— Exercise requirements —
Scan each line of the records for the word "calendar" and extract the ones that have it.

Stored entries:
★ ★ ★ ★

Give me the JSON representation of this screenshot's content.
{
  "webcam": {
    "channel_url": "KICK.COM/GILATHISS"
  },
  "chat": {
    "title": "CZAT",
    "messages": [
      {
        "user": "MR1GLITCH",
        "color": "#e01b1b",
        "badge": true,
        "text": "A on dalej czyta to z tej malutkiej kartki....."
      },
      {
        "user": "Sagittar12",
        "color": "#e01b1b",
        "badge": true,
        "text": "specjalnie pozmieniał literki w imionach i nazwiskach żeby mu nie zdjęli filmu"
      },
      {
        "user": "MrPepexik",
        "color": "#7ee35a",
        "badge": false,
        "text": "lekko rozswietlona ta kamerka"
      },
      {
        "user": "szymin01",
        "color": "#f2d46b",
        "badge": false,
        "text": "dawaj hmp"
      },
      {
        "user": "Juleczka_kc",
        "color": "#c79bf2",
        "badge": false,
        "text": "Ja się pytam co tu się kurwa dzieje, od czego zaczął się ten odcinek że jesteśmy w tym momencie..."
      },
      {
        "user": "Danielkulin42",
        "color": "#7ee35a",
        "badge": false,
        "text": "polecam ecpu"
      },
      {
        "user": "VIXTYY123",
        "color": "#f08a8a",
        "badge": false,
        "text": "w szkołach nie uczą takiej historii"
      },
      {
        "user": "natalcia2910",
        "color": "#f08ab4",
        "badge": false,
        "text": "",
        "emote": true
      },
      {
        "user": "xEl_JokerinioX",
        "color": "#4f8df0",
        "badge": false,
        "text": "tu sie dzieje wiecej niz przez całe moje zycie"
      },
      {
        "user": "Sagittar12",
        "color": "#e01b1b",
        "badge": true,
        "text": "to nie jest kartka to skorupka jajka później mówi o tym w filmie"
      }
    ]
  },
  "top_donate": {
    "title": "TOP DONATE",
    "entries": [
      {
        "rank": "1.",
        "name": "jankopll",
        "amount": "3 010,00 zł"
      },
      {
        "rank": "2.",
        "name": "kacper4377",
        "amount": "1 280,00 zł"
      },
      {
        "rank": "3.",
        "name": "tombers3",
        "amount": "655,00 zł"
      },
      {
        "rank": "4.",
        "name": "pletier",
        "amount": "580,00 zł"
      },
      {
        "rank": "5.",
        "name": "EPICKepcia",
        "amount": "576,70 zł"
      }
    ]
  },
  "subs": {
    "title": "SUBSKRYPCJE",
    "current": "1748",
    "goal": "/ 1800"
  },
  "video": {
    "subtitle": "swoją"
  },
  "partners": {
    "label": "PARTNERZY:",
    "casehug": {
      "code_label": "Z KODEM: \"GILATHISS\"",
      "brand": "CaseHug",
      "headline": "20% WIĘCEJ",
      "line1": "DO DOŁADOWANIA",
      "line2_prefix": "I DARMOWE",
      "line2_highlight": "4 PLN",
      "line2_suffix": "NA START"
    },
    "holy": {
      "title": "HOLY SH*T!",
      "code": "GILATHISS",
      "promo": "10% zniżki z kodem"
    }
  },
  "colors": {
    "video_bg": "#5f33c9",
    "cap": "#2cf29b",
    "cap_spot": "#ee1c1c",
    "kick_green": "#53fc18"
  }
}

★ ★ ★ ★

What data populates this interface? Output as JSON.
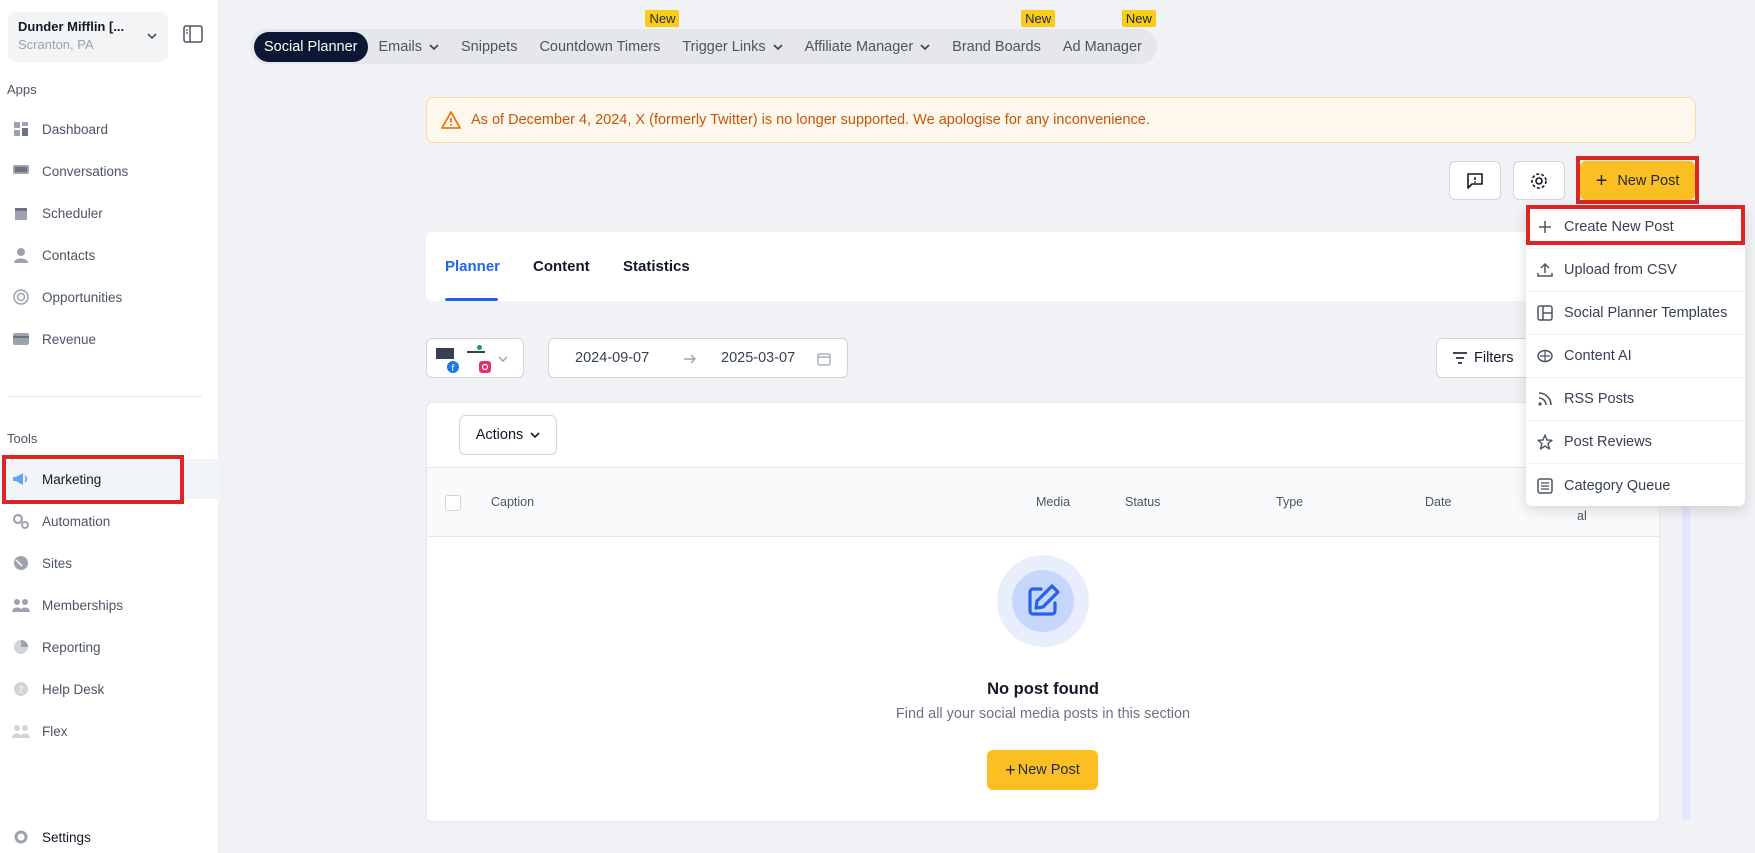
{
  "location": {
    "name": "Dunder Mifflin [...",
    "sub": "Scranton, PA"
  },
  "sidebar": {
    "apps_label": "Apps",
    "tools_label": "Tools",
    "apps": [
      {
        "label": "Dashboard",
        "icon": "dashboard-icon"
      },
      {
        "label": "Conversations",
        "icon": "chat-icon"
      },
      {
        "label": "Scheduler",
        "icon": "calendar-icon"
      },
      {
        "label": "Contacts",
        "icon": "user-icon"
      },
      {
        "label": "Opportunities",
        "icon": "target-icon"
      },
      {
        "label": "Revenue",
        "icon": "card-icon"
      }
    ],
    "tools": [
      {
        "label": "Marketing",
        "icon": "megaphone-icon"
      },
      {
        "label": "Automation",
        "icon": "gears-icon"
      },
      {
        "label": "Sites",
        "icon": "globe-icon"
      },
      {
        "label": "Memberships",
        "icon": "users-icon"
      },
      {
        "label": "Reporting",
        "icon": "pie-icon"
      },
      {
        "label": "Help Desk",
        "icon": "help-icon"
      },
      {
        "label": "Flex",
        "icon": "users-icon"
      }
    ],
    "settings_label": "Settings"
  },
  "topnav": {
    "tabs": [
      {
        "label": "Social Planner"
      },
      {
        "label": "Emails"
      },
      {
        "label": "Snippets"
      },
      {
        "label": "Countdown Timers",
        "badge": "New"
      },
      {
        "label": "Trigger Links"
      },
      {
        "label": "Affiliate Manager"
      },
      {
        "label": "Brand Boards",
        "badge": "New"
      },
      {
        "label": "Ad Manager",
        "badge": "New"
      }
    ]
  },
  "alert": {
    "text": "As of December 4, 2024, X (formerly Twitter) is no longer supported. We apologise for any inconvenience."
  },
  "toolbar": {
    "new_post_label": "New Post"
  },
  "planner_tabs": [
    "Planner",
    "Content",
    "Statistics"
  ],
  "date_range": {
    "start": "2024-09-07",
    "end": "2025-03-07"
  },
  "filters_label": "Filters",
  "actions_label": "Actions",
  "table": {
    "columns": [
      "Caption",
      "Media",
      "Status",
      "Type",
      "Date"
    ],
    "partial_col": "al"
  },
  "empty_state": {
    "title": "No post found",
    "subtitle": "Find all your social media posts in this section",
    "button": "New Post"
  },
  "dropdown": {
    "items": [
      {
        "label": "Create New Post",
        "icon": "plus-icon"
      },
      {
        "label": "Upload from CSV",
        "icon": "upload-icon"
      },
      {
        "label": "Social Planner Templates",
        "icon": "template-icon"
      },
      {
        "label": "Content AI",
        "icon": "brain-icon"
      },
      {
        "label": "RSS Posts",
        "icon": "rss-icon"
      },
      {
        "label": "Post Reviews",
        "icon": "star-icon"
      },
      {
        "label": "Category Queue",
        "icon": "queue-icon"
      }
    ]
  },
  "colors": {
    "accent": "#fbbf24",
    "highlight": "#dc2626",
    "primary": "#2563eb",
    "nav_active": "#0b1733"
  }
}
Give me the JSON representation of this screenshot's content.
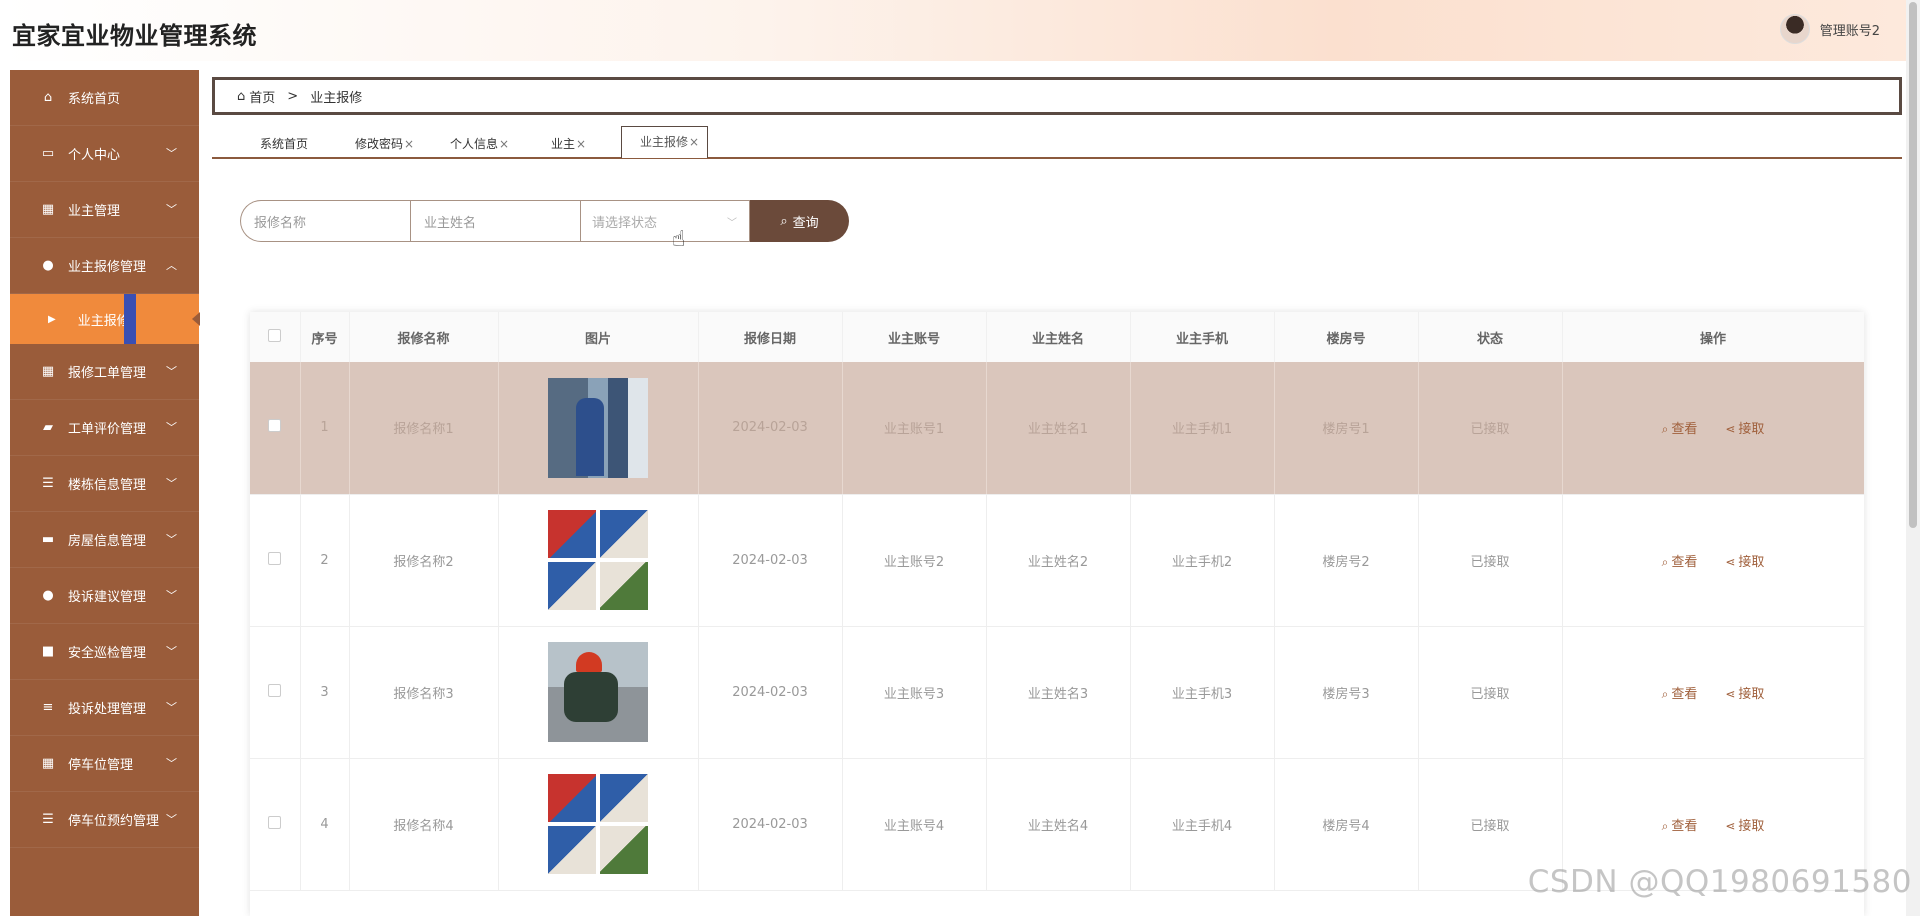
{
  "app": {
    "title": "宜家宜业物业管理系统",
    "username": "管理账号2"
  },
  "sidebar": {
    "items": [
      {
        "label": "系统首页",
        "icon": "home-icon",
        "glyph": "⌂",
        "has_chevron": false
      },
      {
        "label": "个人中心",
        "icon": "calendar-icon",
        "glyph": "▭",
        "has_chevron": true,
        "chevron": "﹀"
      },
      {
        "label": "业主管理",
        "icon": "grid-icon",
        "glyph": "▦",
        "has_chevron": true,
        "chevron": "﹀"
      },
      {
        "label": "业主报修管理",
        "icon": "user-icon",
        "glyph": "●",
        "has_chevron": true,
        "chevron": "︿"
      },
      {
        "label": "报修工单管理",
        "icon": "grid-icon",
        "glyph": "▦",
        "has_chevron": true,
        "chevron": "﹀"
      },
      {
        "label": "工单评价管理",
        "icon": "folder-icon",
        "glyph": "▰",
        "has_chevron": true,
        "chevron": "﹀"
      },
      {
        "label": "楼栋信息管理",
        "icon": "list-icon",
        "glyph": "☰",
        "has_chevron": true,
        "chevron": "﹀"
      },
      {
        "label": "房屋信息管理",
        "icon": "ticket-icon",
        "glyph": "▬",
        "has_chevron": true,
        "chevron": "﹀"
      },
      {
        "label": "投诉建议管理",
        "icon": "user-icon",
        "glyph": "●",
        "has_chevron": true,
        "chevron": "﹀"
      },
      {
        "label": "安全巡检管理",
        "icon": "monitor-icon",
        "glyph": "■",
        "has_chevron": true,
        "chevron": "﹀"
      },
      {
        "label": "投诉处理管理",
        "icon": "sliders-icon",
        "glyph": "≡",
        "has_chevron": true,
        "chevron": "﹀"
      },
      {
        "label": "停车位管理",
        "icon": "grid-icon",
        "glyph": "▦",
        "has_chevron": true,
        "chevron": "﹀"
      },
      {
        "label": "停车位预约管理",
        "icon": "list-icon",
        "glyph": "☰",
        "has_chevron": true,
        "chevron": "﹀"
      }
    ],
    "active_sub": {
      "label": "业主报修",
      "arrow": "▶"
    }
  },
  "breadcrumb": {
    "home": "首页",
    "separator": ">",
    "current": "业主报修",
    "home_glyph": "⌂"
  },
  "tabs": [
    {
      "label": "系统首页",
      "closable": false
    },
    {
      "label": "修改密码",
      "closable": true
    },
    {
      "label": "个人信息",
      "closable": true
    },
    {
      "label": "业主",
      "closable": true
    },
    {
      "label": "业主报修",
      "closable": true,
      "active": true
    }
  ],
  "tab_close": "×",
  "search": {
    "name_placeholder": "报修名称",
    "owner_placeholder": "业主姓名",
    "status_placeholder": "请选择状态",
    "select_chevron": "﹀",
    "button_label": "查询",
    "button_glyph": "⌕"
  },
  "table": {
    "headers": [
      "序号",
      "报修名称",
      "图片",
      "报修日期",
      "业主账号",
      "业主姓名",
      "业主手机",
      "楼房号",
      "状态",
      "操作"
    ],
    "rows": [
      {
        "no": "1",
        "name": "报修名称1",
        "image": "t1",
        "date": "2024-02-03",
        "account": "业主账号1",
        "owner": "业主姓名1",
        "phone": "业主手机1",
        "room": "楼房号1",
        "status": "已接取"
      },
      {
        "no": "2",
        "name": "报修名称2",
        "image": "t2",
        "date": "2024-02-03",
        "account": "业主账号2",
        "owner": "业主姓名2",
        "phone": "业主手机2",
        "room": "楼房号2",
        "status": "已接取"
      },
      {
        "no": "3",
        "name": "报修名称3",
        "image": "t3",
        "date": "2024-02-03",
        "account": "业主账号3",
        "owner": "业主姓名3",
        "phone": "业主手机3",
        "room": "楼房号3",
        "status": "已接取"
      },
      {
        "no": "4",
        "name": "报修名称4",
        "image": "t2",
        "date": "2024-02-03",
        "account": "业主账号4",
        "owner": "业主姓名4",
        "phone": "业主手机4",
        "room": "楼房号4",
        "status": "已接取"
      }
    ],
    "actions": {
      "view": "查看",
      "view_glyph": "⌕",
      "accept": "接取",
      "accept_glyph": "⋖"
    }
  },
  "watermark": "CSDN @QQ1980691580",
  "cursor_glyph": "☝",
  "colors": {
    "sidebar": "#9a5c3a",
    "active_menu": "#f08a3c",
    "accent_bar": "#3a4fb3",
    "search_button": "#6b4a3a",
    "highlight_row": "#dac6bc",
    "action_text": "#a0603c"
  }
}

★ ★ ★ ★

— Solution to this exercise —
        "icon": "calendar-icon"
        "icon": "calendar-icon",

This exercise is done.